> _DIRECTIVE_:
In the listing below, find every line with the string "subtitle" and pull it out.

> _SUPPLIED RECORDS_:
■ ■ ■ ■ ■
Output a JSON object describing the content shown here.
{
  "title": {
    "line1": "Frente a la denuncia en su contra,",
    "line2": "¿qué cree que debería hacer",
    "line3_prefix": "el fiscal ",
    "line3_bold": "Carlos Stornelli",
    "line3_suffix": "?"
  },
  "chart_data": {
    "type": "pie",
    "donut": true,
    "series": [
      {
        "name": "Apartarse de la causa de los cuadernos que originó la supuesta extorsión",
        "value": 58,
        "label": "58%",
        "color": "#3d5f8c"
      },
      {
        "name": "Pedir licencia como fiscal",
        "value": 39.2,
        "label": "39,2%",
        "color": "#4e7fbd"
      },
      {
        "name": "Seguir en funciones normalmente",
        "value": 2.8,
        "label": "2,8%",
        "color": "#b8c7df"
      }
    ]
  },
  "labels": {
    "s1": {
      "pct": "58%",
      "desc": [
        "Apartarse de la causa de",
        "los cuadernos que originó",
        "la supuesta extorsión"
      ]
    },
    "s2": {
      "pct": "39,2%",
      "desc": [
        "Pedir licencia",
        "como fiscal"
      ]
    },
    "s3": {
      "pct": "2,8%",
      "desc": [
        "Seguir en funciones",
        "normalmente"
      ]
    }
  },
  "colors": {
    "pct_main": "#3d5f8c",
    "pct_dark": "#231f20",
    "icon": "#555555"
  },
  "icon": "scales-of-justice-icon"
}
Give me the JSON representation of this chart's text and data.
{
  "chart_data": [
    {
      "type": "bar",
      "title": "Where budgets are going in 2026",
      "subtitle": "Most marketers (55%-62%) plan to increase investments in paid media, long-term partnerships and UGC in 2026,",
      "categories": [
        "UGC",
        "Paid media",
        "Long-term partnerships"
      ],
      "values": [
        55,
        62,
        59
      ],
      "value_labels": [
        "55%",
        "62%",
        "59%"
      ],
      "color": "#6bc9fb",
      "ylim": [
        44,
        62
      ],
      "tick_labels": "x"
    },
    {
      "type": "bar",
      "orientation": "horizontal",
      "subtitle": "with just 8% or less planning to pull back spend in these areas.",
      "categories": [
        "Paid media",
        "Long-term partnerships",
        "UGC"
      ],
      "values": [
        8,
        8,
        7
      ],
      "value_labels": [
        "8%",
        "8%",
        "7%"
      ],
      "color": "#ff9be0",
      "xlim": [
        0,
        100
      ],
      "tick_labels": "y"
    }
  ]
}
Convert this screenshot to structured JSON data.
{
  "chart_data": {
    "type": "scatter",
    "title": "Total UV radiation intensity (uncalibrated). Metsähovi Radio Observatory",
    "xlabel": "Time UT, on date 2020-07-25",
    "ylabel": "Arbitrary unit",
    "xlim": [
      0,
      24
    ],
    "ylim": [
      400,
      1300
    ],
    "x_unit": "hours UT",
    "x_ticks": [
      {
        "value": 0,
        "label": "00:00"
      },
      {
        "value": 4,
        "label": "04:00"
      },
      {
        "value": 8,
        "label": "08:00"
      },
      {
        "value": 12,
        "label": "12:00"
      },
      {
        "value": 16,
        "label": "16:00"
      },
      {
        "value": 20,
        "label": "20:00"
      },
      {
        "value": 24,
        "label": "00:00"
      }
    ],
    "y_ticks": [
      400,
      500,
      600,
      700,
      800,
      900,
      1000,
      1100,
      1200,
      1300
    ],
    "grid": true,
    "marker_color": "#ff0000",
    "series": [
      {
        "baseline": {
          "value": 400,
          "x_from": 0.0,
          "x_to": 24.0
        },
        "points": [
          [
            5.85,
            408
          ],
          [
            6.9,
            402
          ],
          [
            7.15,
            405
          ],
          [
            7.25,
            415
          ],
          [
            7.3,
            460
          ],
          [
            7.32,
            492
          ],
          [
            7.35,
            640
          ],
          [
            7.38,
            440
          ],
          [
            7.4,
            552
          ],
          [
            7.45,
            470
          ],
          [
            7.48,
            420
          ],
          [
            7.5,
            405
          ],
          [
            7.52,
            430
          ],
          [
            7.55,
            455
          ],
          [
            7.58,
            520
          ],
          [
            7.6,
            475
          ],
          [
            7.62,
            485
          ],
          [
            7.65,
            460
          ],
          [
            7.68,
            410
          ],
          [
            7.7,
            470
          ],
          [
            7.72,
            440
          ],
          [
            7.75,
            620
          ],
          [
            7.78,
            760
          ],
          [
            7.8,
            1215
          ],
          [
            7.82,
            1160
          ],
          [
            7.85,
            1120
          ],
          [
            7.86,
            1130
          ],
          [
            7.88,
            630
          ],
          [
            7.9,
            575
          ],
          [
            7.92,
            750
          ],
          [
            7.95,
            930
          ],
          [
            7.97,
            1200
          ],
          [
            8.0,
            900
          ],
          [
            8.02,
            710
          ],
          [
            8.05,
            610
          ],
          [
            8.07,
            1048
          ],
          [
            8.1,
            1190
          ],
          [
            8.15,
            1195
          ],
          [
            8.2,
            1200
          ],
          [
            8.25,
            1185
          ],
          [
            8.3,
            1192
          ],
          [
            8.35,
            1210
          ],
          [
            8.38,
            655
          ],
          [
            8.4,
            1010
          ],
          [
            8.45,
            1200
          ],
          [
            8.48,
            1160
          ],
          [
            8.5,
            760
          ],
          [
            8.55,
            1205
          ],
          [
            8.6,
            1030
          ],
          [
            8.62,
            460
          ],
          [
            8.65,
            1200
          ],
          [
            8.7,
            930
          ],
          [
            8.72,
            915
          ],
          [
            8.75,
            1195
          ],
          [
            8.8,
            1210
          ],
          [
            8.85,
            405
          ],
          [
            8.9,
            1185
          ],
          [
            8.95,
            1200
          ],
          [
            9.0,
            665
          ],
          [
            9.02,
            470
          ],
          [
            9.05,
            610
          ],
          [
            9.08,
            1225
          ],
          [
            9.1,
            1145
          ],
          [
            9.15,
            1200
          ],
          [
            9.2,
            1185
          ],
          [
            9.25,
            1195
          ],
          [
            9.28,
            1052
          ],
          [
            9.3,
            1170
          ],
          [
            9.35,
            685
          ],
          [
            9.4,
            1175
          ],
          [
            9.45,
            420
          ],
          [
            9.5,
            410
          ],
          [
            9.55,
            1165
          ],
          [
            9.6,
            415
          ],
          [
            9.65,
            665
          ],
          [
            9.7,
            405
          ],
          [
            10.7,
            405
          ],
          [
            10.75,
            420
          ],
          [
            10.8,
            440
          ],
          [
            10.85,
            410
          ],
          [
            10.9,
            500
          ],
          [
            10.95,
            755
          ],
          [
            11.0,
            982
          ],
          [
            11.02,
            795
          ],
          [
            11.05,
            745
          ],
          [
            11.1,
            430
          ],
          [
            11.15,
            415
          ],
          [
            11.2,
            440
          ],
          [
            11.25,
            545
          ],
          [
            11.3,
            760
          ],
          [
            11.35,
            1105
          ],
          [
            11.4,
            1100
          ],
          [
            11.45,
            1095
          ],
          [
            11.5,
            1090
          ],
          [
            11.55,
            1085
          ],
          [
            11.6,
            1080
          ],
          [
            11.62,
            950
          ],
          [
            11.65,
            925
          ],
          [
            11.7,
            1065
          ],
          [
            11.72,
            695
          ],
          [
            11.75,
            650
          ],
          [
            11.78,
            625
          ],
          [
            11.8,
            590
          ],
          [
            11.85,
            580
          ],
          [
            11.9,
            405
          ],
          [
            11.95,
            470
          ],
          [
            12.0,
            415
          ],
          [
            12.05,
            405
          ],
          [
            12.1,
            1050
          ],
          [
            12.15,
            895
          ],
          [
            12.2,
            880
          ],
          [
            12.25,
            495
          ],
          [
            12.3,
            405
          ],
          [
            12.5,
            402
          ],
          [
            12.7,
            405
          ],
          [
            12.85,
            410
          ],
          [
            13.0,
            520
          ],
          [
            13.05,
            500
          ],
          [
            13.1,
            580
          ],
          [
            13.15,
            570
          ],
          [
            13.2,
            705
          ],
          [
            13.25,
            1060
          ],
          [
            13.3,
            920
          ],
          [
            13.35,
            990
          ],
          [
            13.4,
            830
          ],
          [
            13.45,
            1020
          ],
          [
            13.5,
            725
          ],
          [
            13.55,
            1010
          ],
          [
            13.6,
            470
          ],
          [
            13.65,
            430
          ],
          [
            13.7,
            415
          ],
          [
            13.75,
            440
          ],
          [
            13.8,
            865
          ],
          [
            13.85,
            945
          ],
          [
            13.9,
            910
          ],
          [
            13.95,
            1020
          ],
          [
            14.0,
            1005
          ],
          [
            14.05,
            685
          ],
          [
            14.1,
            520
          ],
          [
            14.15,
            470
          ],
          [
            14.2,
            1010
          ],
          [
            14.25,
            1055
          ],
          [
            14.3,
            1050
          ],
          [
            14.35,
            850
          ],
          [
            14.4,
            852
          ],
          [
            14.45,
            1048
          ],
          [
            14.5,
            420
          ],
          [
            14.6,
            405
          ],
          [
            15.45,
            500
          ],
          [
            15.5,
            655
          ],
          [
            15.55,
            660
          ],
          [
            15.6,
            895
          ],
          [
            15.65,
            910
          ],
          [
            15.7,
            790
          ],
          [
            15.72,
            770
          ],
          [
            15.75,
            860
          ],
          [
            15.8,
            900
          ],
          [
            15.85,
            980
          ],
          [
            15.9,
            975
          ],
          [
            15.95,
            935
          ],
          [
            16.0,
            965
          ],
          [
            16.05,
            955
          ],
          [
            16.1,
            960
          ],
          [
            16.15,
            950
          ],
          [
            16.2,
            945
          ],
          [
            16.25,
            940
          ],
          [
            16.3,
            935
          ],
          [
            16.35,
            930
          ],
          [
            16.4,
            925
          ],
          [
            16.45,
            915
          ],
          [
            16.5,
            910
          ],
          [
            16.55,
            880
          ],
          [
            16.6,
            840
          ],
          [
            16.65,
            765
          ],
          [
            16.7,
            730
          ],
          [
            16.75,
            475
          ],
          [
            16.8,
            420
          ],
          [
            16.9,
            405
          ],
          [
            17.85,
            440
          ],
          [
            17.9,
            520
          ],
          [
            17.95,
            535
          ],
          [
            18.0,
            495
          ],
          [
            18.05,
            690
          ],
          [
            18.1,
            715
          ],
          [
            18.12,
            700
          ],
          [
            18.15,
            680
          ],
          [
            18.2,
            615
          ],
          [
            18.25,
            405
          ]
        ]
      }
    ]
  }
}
■ ■ ■ ■ ■
> _TASK SOLUTION_:
      "subtitle": "Most marketers (55%-62%) plan to increase investments in paid media, long-term partnerships and UGC in 2026,",
      "subtitle": "with just 8% or less planning to pull back spend in these areas.",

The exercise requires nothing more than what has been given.